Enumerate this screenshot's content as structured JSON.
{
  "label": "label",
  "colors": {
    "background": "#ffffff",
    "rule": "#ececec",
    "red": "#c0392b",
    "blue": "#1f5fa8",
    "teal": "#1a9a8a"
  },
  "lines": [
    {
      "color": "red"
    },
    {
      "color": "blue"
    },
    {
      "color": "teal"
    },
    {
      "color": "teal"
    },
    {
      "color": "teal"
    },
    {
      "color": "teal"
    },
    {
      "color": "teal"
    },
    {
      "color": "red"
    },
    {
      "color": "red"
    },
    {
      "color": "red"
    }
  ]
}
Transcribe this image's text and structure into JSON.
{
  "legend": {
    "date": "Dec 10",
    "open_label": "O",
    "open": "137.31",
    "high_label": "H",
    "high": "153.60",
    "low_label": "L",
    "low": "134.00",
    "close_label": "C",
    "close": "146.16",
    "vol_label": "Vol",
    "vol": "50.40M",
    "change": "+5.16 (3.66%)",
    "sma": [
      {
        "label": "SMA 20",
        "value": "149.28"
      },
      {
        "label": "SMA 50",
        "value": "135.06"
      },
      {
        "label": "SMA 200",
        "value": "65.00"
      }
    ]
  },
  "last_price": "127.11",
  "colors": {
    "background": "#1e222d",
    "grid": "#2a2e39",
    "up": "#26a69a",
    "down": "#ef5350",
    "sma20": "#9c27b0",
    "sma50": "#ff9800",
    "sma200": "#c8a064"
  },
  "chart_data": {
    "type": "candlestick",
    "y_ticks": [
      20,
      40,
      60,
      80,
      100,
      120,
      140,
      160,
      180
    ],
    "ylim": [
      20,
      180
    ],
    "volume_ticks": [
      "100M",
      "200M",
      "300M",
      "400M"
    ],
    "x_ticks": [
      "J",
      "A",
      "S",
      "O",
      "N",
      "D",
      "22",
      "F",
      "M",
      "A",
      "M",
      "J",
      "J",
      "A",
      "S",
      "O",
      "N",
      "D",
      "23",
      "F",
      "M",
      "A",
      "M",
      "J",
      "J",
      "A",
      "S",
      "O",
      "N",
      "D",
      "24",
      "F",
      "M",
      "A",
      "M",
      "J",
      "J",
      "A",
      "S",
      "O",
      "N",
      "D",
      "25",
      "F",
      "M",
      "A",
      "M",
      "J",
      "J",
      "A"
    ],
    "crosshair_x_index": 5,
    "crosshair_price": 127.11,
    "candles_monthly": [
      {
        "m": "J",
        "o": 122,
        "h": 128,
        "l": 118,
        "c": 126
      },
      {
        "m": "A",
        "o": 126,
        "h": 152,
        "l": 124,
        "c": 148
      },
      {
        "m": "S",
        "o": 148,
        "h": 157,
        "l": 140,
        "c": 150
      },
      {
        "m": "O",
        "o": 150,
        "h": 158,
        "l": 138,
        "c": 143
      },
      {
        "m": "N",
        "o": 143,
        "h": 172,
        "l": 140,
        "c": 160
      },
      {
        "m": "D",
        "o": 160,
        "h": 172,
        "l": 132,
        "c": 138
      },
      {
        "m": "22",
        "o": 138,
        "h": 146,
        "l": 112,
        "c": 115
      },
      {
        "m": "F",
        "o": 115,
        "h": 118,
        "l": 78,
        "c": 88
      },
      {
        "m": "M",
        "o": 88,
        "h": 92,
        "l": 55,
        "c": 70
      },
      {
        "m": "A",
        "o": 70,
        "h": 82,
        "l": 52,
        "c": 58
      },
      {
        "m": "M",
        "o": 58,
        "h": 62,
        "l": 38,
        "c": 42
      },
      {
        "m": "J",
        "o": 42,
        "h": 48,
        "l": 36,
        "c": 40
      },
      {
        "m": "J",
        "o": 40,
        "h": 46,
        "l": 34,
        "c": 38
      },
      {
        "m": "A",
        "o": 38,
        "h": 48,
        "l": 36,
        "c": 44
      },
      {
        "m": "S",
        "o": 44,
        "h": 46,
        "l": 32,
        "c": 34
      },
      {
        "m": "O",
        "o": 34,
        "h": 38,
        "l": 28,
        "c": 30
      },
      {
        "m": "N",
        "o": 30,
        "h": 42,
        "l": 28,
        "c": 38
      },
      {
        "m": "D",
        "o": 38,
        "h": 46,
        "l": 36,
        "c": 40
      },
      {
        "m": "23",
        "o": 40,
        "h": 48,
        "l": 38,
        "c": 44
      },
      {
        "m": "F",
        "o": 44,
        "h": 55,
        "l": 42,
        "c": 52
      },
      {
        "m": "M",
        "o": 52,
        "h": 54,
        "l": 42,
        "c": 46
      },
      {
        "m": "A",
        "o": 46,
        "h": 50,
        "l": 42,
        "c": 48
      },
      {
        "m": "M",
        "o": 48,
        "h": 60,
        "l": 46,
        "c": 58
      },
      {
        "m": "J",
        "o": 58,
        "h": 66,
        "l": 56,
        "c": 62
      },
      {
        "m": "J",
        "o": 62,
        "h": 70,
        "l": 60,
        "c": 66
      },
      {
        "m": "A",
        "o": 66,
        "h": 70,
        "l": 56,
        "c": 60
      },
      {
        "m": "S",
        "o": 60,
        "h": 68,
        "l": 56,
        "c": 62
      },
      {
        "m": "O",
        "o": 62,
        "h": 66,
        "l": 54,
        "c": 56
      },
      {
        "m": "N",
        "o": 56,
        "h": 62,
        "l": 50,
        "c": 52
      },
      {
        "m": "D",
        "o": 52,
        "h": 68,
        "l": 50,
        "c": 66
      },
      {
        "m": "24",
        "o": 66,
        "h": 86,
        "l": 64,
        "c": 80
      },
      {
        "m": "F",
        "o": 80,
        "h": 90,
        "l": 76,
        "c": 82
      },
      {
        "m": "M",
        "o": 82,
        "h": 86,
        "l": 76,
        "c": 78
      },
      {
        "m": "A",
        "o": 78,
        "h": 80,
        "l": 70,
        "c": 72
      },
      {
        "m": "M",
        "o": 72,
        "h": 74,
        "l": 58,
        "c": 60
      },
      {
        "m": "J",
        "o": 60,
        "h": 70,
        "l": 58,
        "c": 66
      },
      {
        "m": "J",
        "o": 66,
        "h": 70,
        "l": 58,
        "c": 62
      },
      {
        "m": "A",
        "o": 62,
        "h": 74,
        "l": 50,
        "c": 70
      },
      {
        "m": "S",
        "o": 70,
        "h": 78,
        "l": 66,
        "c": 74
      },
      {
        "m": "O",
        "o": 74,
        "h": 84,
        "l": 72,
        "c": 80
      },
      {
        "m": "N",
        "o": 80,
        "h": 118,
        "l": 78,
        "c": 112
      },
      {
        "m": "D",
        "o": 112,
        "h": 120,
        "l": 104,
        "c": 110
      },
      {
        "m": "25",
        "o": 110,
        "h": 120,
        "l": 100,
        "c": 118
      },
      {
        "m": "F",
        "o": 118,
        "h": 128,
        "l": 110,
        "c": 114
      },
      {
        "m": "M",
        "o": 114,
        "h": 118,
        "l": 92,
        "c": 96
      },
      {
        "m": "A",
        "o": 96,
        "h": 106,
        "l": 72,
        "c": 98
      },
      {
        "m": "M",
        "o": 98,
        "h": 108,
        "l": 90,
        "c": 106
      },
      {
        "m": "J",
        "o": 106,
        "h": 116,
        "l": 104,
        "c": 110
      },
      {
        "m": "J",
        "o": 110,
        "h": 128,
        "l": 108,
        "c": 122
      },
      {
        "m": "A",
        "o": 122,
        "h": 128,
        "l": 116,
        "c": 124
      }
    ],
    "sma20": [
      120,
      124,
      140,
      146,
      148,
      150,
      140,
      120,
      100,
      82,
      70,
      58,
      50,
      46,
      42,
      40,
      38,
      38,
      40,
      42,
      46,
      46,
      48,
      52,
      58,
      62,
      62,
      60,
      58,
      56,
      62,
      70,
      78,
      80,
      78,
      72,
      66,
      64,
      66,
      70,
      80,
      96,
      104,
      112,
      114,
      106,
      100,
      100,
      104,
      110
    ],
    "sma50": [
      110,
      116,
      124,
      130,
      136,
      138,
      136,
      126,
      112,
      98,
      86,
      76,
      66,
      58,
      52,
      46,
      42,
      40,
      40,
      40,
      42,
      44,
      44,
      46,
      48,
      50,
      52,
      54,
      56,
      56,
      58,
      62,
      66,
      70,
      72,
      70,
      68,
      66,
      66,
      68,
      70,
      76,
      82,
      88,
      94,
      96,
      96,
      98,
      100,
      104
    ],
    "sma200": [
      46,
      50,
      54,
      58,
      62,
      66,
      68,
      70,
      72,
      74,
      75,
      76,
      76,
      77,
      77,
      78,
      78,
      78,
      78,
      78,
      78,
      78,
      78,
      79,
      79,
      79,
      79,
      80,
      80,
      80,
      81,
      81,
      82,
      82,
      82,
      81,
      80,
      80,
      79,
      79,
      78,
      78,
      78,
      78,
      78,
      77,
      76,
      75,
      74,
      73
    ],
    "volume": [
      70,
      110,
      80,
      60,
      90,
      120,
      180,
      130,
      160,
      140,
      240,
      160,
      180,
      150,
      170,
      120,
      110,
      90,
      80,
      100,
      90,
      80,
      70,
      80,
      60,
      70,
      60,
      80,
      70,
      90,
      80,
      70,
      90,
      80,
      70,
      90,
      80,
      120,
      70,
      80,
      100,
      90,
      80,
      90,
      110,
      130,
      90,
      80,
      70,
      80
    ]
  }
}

#####

=== Your objective ===
Where a line above contains the word "background", copy that line.

=== Written response ===
    "background": "#ffffff",
    "background": "#1e222d",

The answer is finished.